→ Short exercise:
In the records below, tally every line containing "username". Report only the total.

→ Input data:
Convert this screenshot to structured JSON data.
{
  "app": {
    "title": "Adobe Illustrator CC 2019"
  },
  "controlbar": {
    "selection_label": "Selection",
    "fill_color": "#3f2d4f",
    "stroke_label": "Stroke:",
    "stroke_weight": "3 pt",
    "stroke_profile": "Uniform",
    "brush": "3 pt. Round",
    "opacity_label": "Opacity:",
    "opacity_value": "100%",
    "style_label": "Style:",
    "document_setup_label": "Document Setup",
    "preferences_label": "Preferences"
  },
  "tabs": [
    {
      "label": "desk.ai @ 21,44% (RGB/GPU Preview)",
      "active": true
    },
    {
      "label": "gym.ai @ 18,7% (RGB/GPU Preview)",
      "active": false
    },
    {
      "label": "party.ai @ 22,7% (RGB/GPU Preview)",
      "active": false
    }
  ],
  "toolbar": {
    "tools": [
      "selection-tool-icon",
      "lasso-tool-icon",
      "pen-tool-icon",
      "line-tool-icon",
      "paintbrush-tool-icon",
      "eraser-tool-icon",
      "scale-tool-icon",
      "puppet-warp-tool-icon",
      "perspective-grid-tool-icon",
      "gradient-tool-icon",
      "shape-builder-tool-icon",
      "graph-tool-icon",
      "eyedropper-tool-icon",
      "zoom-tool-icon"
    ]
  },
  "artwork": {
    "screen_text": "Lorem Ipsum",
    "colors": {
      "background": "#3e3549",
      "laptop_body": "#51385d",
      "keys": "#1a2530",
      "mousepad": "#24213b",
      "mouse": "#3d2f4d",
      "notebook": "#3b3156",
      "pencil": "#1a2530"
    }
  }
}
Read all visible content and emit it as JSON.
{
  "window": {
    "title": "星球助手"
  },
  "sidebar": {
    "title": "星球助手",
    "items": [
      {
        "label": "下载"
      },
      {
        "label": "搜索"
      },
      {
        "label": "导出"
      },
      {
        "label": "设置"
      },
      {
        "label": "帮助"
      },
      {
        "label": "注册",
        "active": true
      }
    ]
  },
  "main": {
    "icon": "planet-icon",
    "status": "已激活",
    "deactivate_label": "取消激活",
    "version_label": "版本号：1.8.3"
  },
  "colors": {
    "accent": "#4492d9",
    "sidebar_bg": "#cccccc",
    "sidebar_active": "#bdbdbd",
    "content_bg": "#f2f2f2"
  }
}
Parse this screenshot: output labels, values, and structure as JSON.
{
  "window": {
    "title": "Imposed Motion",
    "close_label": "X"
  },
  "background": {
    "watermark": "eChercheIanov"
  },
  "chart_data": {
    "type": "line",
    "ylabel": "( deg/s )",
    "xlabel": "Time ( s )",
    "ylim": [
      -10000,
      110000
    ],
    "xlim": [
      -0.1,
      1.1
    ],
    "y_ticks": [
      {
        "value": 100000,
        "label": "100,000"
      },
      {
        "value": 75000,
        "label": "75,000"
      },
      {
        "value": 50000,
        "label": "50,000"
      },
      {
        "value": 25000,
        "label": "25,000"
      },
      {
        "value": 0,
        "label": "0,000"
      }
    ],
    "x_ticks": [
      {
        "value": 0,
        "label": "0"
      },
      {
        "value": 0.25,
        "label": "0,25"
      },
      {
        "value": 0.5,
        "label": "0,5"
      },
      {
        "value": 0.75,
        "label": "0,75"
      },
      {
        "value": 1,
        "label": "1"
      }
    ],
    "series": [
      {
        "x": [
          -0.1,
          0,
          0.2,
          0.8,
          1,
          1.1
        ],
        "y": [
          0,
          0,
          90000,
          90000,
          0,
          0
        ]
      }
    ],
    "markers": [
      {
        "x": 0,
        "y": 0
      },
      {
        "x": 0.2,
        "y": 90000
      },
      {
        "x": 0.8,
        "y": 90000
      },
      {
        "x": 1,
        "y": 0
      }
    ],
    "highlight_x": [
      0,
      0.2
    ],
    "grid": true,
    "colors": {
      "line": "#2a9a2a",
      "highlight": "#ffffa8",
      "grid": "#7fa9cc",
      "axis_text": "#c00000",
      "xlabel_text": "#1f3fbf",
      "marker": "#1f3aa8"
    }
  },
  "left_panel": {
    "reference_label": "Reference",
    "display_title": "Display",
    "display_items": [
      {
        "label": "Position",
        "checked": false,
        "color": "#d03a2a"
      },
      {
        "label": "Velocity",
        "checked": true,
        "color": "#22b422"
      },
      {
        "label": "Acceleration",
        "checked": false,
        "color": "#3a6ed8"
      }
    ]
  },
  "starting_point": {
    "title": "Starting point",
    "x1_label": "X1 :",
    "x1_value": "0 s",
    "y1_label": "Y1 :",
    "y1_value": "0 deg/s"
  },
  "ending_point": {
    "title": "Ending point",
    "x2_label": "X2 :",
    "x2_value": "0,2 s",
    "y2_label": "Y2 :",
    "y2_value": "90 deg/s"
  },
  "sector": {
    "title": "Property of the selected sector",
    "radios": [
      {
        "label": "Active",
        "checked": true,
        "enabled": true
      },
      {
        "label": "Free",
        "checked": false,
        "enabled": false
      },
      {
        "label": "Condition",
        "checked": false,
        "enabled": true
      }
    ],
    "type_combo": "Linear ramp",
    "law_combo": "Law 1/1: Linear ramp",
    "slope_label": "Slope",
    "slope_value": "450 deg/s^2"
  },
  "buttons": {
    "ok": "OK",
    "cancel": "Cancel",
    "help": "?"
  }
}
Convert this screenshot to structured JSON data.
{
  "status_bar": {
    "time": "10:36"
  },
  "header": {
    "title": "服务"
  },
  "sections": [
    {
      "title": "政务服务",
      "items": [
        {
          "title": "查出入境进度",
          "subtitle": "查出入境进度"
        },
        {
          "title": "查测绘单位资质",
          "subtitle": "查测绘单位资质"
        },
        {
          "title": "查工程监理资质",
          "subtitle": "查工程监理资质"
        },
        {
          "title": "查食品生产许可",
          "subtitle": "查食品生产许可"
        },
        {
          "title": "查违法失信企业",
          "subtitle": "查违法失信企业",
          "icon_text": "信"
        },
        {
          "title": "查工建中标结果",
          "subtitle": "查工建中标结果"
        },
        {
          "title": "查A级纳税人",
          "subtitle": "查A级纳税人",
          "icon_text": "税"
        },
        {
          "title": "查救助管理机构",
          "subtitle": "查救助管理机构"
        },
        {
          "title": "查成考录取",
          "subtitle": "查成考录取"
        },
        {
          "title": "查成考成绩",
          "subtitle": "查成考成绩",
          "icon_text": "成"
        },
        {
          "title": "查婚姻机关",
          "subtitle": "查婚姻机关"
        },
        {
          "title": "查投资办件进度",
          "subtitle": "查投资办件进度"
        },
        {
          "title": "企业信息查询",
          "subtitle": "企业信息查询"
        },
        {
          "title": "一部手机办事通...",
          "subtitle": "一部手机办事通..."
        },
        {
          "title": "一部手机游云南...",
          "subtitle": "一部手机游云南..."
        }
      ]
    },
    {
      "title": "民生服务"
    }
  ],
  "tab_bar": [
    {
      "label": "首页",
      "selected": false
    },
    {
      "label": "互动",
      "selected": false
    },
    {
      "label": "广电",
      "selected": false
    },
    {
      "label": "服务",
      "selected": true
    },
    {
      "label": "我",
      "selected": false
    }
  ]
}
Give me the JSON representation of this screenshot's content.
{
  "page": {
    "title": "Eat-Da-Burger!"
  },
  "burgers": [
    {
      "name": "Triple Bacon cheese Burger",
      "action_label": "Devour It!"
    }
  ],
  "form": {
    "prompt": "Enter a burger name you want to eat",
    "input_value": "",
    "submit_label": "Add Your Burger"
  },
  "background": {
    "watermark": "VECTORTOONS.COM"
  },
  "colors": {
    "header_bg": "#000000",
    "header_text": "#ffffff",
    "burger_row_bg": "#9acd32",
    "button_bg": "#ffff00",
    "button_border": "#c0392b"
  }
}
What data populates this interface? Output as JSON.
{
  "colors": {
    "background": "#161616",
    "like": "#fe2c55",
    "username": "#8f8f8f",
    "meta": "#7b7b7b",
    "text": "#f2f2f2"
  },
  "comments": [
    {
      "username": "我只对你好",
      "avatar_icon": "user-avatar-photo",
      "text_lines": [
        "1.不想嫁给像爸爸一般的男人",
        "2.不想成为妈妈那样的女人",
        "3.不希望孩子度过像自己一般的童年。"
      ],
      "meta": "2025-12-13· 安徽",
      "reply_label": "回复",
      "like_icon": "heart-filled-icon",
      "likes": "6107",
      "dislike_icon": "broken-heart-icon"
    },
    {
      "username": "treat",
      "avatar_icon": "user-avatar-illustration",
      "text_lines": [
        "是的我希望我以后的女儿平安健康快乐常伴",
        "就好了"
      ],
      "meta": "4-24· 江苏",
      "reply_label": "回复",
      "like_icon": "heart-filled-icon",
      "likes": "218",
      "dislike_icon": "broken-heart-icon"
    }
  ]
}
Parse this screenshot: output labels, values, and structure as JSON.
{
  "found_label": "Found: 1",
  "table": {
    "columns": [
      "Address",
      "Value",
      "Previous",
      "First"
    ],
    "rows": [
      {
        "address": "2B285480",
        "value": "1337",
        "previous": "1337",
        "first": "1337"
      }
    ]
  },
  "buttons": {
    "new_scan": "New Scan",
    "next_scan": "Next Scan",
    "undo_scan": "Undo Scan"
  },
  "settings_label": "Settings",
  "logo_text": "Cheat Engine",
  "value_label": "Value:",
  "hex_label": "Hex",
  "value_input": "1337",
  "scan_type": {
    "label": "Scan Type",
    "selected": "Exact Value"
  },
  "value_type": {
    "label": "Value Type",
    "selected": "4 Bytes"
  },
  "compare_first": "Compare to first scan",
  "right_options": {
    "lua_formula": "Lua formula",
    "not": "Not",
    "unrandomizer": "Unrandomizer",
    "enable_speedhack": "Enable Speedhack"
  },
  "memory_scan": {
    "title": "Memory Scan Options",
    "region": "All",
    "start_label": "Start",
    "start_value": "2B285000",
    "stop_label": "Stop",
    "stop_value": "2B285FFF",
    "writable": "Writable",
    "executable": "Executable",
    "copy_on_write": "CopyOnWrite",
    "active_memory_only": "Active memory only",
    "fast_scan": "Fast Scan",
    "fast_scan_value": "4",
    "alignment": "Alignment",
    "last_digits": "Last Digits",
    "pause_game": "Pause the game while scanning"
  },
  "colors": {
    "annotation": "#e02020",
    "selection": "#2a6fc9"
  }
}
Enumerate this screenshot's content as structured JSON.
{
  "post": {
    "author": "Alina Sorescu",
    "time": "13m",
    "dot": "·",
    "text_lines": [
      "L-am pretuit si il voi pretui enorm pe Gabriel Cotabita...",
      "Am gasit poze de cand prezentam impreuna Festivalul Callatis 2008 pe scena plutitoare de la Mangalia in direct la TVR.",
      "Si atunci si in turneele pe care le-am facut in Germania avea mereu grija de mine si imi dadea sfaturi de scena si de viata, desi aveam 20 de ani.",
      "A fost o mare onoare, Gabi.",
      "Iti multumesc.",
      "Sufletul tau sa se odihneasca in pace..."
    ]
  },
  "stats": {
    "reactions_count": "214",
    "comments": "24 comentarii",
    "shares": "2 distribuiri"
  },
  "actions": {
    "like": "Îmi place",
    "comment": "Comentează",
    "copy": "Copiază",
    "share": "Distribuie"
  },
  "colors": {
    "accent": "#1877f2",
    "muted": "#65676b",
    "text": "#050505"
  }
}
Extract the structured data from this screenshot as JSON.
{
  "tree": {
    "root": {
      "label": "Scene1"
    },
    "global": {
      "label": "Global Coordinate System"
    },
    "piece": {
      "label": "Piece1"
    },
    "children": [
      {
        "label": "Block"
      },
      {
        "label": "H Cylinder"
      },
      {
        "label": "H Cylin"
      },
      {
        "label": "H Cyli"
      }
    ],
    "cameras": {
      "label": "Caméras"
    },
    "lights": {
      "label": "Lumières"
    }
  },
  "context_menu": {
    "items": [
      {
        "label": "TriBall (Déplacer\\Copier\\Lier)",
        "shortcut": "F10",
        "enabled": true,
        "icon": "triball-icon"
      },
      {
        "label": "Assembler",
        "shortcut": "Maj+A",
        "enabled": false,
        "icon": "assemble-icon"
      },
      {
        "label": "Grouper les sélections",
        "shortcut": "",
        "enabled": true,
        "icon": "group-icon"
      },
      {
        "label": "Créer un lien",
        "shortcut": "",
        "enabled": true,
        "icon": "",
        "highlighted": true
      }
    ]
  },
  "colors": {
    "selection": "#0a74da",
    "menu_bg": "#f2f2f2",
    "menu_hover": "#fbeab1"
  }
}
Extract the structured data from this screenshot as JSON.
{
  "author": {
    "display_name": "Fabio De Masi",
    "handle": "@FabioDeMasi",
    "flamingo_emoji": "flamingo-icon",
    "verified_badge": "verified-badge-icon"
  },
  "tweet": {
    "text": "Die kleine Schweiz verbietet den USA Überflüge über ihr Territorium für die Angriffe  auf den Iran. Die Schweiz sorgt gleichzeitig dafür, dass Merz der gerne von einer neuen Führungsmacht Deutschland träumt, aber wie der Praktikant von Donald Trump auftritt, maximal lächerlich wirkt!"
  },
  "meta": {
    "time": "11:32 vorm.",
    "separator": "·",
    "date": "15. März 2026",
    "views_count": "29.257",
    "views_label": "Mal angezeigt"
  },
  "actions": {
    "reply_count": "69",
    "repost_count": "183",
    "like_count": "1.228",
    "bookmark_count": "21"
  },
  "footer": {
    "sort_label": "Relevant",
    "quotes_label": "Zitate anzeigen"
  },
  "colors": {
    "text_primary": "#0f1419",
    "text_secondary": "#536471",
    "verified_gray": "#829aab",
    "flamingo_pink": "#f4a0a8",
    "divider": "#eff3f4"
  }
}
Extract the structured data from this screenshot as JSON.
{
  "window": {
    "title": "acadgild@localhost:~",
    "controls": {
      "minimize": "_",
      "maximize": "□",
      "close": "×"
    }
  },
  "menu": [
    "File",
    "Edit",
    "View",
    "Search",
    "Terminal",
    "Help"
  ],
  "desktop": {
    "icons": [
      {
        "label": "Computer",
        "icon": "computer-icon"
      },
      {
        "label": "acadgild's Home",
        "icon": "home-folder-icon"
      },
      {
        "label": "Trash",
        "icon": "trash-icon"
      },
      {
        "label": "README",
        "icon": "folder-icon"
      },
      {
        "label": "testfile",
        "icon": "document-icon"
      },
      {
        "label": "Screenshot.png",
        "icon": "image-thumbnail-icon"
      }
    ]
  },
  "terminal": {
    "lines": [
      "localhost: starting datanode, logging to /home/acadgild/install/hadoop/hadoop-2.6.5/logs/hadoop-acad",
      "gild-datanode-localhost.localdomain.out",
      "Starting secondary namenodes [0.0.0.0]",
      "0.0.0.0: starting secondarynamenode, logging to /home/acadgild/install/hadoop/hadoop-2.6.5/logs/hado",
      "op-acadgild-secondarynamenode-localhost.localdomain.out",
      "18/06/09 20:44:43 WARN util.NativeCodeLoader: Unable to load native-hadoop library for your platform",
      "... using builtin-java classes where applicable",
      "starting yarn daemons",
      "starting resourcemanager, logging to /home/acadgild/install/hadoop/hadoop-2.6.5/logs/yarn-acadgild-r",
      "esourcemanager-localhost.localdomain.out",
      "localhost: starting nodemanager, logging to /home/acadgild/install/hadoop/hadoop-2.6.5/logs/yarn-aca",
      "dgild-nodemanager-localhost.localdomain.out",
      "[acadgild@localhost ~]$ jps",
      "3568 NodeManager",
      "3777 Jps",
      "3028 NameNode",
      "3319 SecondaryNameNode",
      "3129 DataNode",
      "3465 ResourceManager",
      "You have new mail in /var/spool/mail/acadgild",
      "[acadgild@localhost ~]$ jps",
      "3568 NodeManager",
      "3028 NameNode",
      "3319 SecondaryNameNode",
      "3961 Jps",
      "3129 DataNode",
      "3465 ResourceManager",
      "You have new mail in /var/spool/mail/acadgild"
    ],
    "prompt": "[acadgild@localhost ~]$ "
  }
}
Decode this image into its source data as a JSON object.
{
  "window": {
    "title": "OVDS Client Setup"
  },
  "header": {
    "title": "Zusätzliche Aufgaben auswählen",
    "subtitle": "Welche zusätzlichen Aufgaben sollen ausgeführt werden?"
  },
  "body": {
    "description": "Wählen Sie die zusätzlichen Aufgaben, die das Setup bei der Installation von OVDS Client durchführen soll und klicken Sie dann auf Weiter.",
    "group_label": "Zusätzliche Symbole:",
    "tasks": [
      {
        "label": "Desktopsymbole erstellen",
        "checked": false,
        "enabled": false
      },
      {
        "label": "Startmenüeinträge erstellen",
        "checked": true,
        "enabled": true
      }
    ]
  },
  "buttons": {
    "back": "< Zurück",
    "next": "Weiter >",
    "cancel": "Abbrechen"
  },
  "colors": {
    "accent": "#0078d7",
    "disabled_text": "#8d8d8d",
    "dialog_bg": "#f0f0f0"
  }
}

→ Solved exercise:
3